• _Given instruction_
Provide an exact copy of the data, excluding the images.

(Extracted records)
□ □ □
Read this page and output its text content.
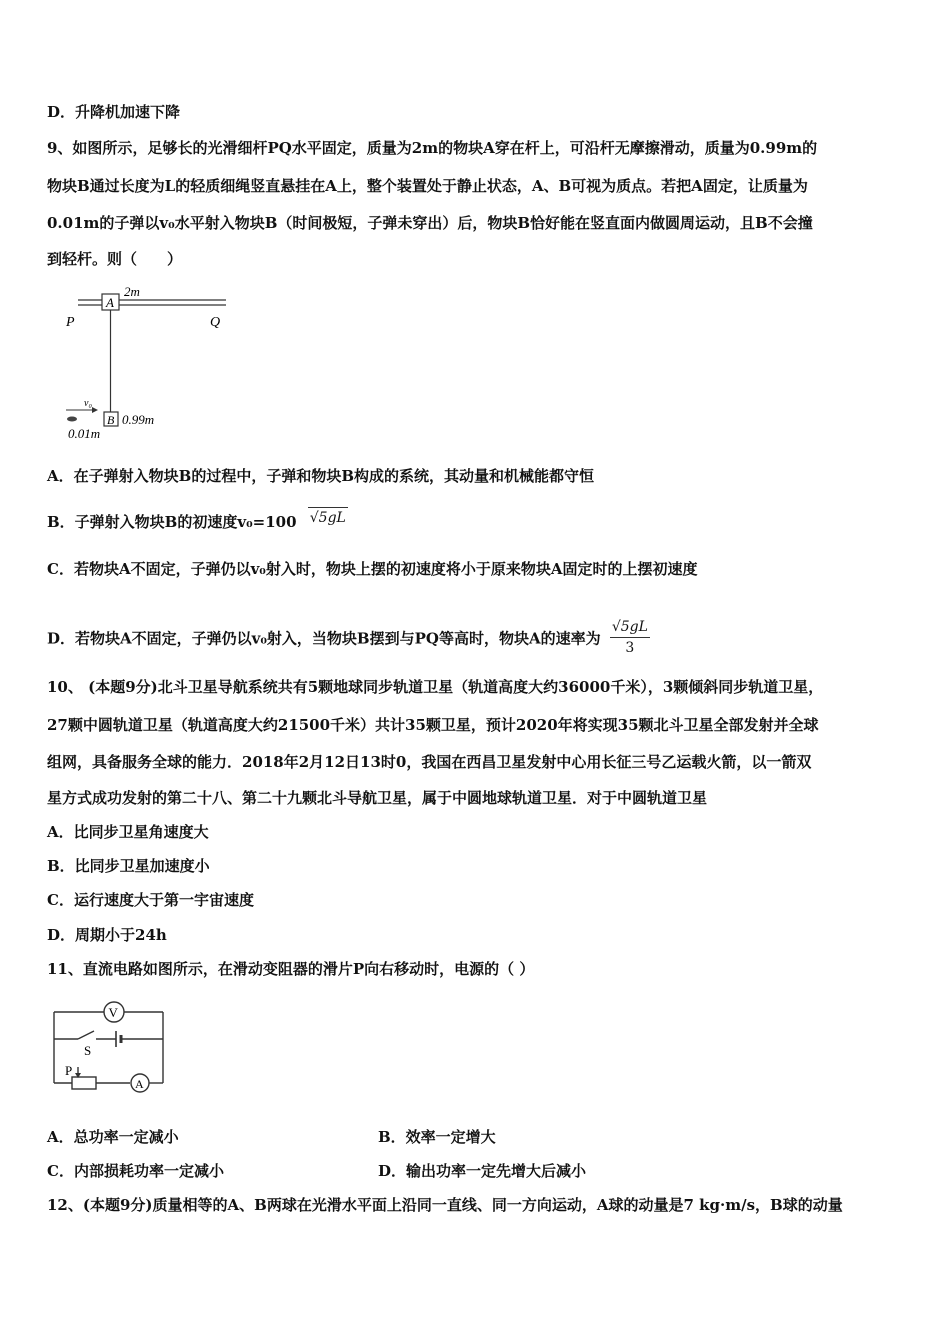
D．升降机加速下降
9、如图所示，足够长的光滑细杆PQ水平固定，质量为2m的物块A穿在杆上，可沿杆无摩擦滑动，质量为0.99m的
物块B通过长度为L的轻质细绳竖直悬挂在A上，整个装置处于静止状态，A、B可视为质点。若把A固定，让质量为
0.01m的子弹以v₀水平射入物块B（时间极短，子弹未穿出）后，物块B恰好能在竖直面内做圆周运动，且B不会撞
到轻杆。则（　　）
A
2m
P	Q
B 0.99m
v₀
0.01m
A．在子弹射入物块B的过程中，子弹和物块B构成的系统，其动量和机械能都守恒
B．子弹射入物块B的初速度v₀=100 √5gL
C．若物块A不固定，子弹仍以v₀射入时，物块上摆的初速度将小于原来物块A固定时的上摆初速度
D．若物块A不固定，子弹仍以v₀射入，当物块B摆到与PQ等高时，物块A的速率为 $\frac{√5gL}{3}$
10、 (本题9分)北斗卫星导航系统共有5颗地球同步轨道卫星（轨道高度大约36000千米），3颗倾斜同步轨道卫星，
27颗中圆轨道卫星（轨道高度大约21500千米）共计35颗卫星，预计2020年将实现35颗北斗卫星全部发射并全球
组网，具备服务全球的能力．2018年2月12日13时0，我国在西昌卫星发射中心用长征三号乙运载火箭，以一箭双
星方式成功发射的第二十八、第二十九颗北斗导航卫星，属于中圆地球轨道卫星．对于中圆轨道卫星
A．比同步卫星角速度大
B．比同步卫星加速度小
C．运行速度大于第一宇宙速度
D．周期小于24h
11、直流电路如图所示，在滑动变阻器的滑片P向右移动时，电源的（ ）
V
S
P
A
A．总功率一定减小	B．效率一定增大
C．内部损耗功率一定减小	D．输出功率一定先增大后减小
12、(本题9分)质量相等的A、B两球在光滑水平面上沿同一直线、同一方向运动，A球的动量是7 kg·m/s，B球的动量
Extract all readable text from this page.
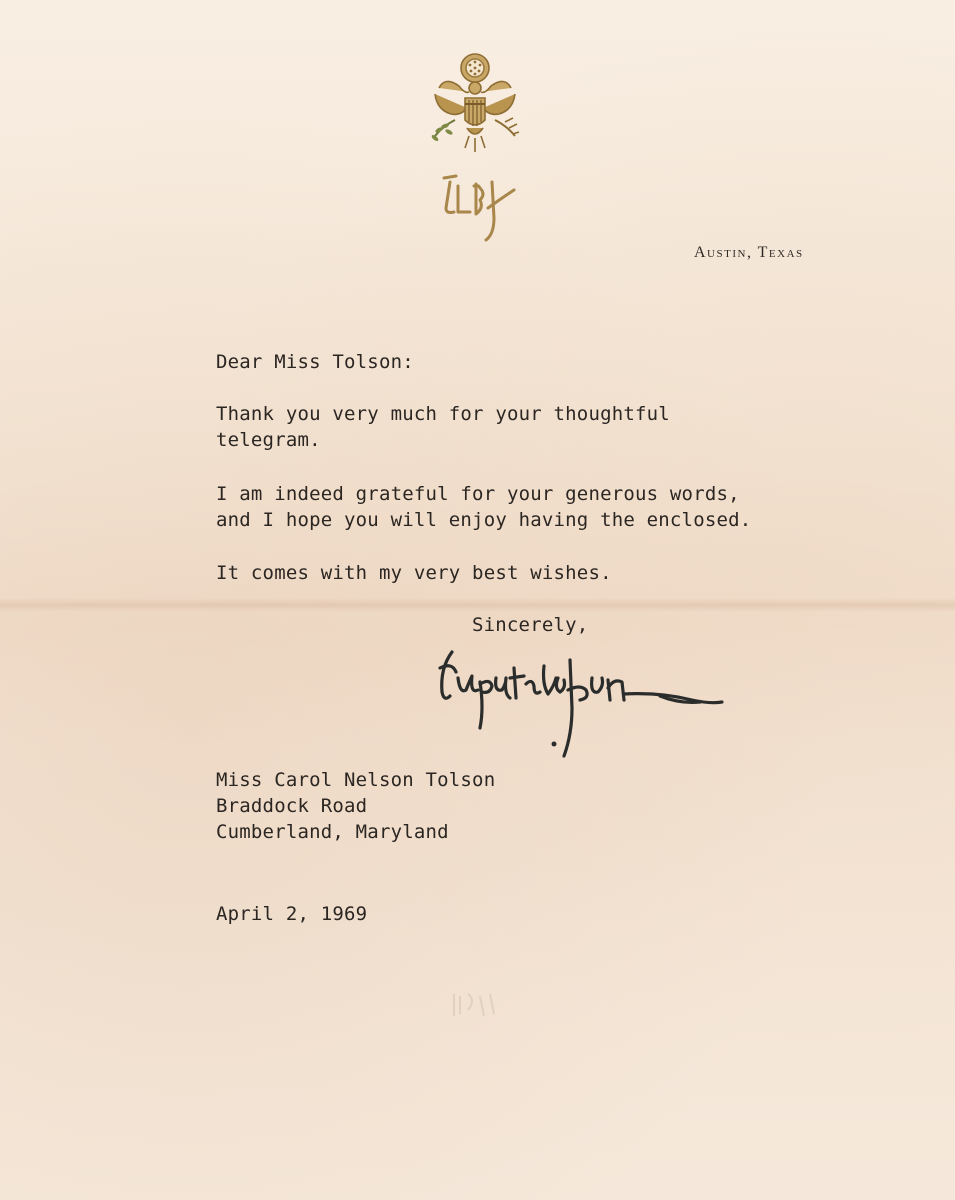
Austin, Texas
Dear Miss Tolson:
Thank you very much for your thoughtful
telegram.
I am indeed grateful for your generous words,
and I hope you will enjoy having the enclosed.
It comes with my very best wishes.
Sincerely,
Miss Carol Nelson Tolson
Braddock Road
Cumberland, Maryland
April 2, 1969
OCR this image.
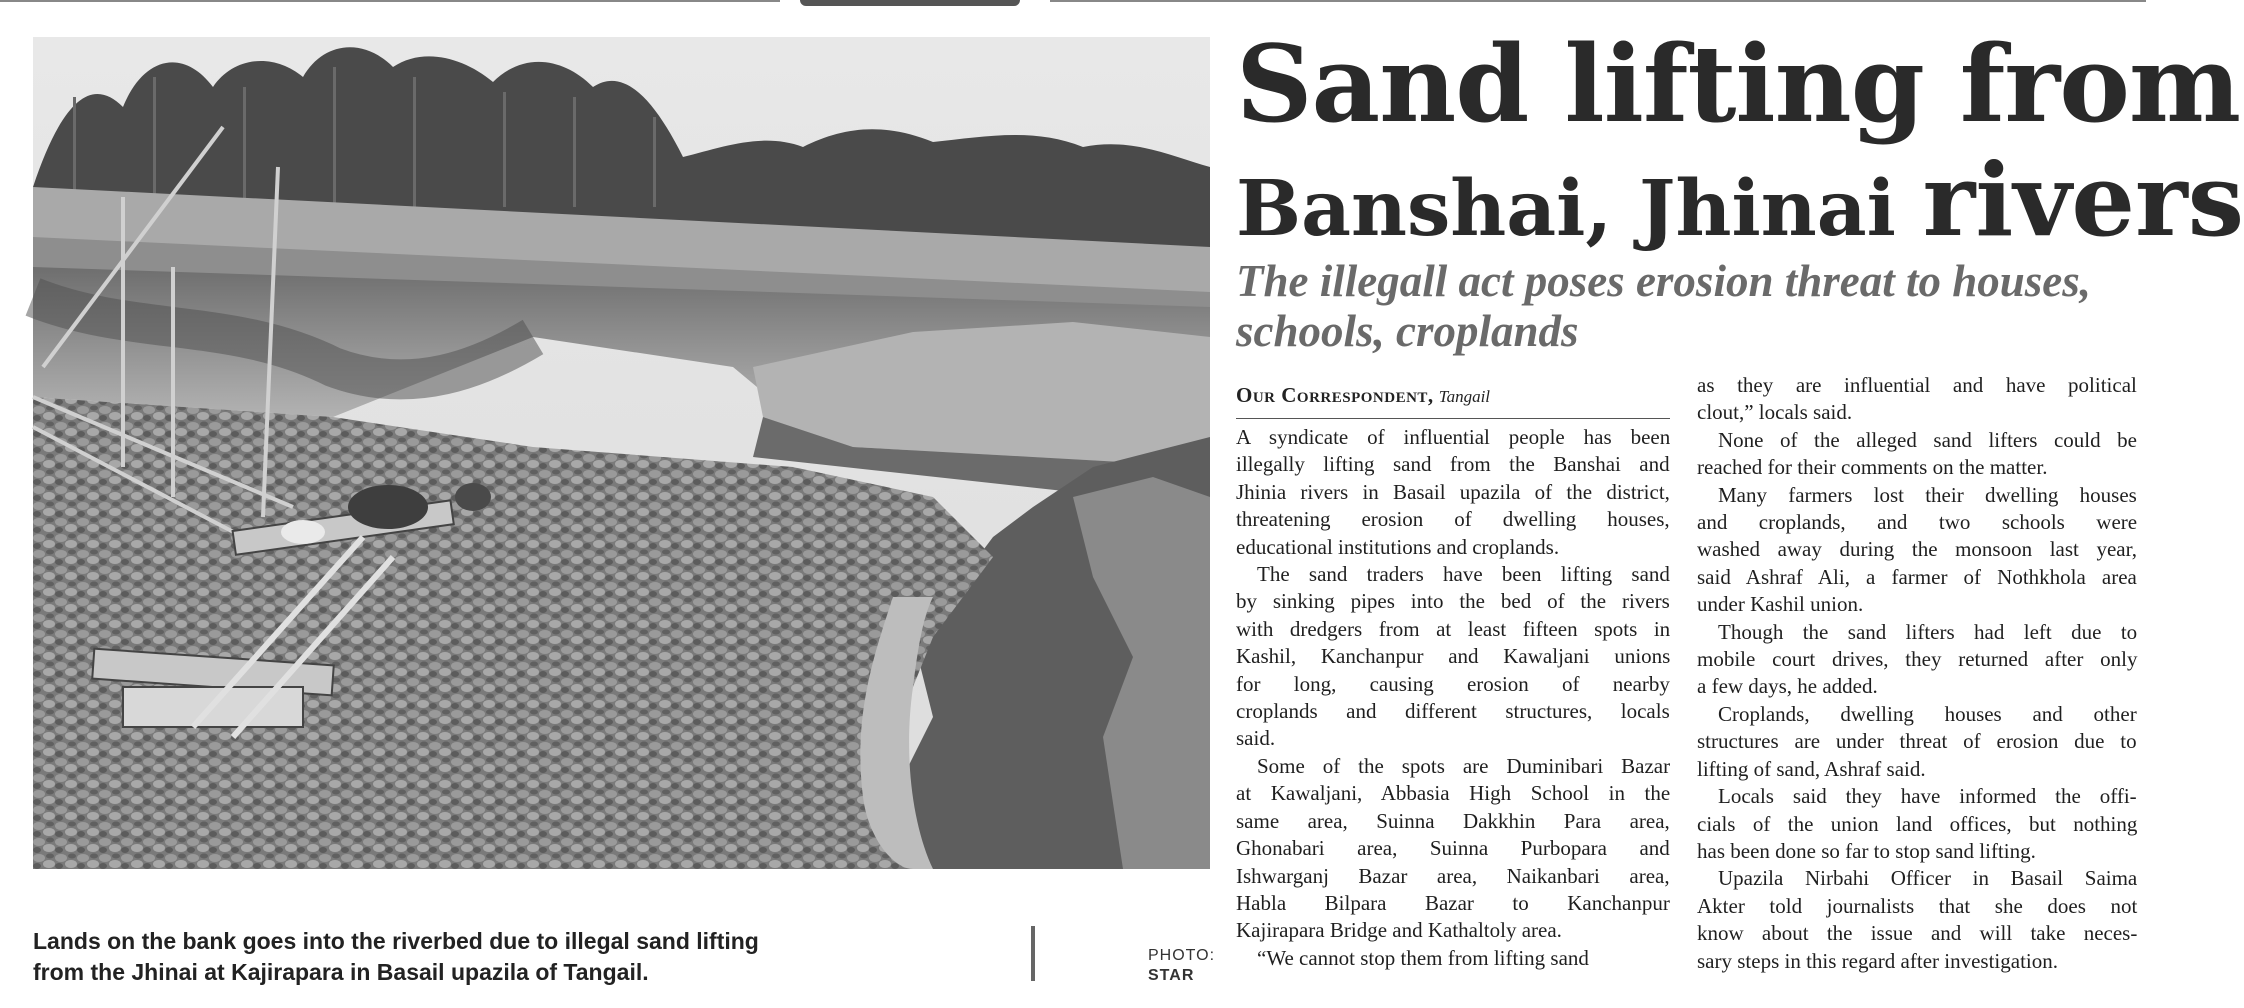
Lands on the bank goes into the riverbed due to illegal sand lifting
from the Jhinai at Kajirapara in Basail upazila of Tangail.
PHOTO:
STAR
Sand lifting from
Banshai, Jhinai rivers
The illegall act poses erosion threat to houses,
schools, croplands
Our Correspondent, Tangail
A syndicate of influential people has been
illegally lifting sand from the Banshai and
Jhinia rivers in Basail upazila of the district,
threatening erosion of dwelling houses,
educational institutions and croplands.
 The sand traders have been lifting sand
by sinking pipes into the bed of the rivers
with dredgers from at least fifteen spots in
Kashil, Kanchanpur and Kawaljani unions
for long, causing erosion of nearby
croplands and different structures, locals
said.
 Some of the spots are Duminibari Bazar
at Kawaljani, Abbasia High School in the
same area, Suinna Dakkhin Para area,
Ghonabari area, Suinna Purbopara and
Ishwarganj Bazar area, Naikanbari area,
Habla Bilpara Bazar to Kanchanpur
Kajirapara Bridge and Kathaltoly area.
 “We cannot stop them from lifting sand
as they are influential and have political
clout,” locals said.
 None of the alleged sand lifters could be
reached for their comments on the matter.
 Many farmers lost their dwelling houses
and croplands, and two schools were
washed away during the monsoon last year,
said Ashraf Ali, a farmer of Nothkhola area
under Kashil union.
 Though the sand lifters had left due to
mobile court drives, they returned after only
a few days, he added.
 Croplands, dwelling houses and other
structures are under threat of erosion due to
lifting of sand, Ashraf said.
 Locals said they have informed the offi-
cials of the union land offices, but nothing
has been done so far to stop sand lifting.
 Upazila Nirbahi Officer in Basail Saima
Akter told journalists that she does not
know about the issue and will take neces-
sary steps in this regard after investigation.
□ □ □
• _Response to this task_
Read this page and output its text content.
D．升降机加速下降
9、如图所示，足够长的光滑细杆PQ水平固定，质量为2m的物块A穿在杆上，可沿杆无摩擦滑动，质量为0.99m的
物块B通过长度为L的轻质细绳竖直悬挂在A上，整个装置处于静止状态，A、B可视为质点。若把A固定，让质量为
0.01m的子弹以v₀水平射入物块B（时间极短，子弹未穿出）后，物块B恰好能在竖直面内做圆周运动，且B不会撞
到轻杆。则（　　）
A
2m
P	Q
B 0.99m
v₀
0.01m
A．在子弹射入物块B的过程中，子弹和物块B构成的系统，其动量和机械能都守恒
B．子弹射入物块B的初速度v₀=100 √5gL
C．若物块A不固定，子弹仍以v₀射入时，物块上摆的初速度将小于原来物块A固定时的上摆初速度
D．若物块A不固定，子弹仍以v₀射入，当物块B摆到与PQ等高时，物块A的速率为 $\frac{√5gL}{3}$
10、 (本题9分)北斗卫星导航系统共有5颗地球同步轨道卫星（轨道高度大约36000千米），3颗倾斜同步轨道卫星，
27颗中圆轨道卫星（轨道高度大约21500千米）共计35颗卫星，预计2020年将实现35颗北斗卫星全部发射并全球
组网，具备服务全球的能力．2018年2月12日13时0，我国在西昌卫星发射中心用长征三号乙运载火箭，以一箭双
星方式成功发射的第二十八、第二十九颗北斗导航卫星，属于中圆地球轨道卫星．对于中圆轨道卫星
A．比同步卫星角速度大
B．比同步卫星加速度小
C．运行速度大于第一宇宙速度
D．周期小于24h
11、直流电路如图所示，在滑动变阻器的滑片P向右移动时，电源的（ ）
V
S
P
A
A．总功率一定减小	B．效率一定增大
C．内部损耗功率一定减小	D．输出功率一定先增大后减小
12、(本题9分)质量相等的A、B两球在光滑水平面上沿同一直线、同一方向运动，A球的动量是7 kg·m/s，B球的动量
Extract all readable text from this page.
Austin, Texas
Dear Miss Tolson:
Thank you very much for your thoughtful
telegram.
I am indeed grateful for your generous words,
and I hope you will enjoy having the enclosed.
It comes with my very best wishes.
Sincerely,
Miss Carol Nelson Tolson
Braddock Road
Cumberland, Maryland
April 2, 1969
OCR this image.
Lands on the bank goes into the riverbed due to illegal sand lifting
from the Jhinai at Kajirapara in Basail upazila of Tangail.
PHOTO:
STAR
Sand lifting from
Banshai, Jhinai rivers
The illegall act poses erosion threat to houses,
schools, croplands
Our Correspondent, Tangail
A syndicate of influential people has been
illegally lifting sand from the Banshai and
Jhinia rivers in Basail upazila of the district,
threatening erosion of dwelling houses,
educational institutions and croplands.
 The sand traders have been lifting sand
by sinking pipes into the bed of the rivers
with dredgers from at least fifteen spots in
Kashil, Kanchanpur and Kawaljani unions
for long, causing erosion of nearby
croplands and different structures, locals
said.
 Some of the spots are Duminibari Bazar
at Kawaljani, Abbasia High School in the
same area, Suinna Dakkhin Para area,
Ghonabari area, Suinna Purbopara and
Ishwarganj Bazar area, Naikanbari area,
Habla Bilpara Bazar to Kanchanpur
Kajirapara Bridge and Kathaltoly area.
 “We cannot stop them from lifting sand
as they are influential and have political
clout,” locals said.
 None of the alleged sand lifters could be
reached for their comments on the matter.
 Many farmers lost their dwelling houses
and croplands, and two schools were
washed away during the monsoon last year,
said Ashraf Ali, a farmer of Nothkhola area
under Kashil union.
 Though the sand lifters had left due to
mobile court drives, they returned after only
a few days, he added.
 Croplands, dwelling houses and other
structures are under threat of erosion due to
lifting of sand, Ashraf said.
 Locals said they have informed the offi-
cials of the union land offices, but nothing
has been done so far to stop sand lifting.
 Upazila Nirbahi Officer in Basail Saima
Akter told journalists that she does not
know about the issue and will take neces-
sary steps in this regard after investigation.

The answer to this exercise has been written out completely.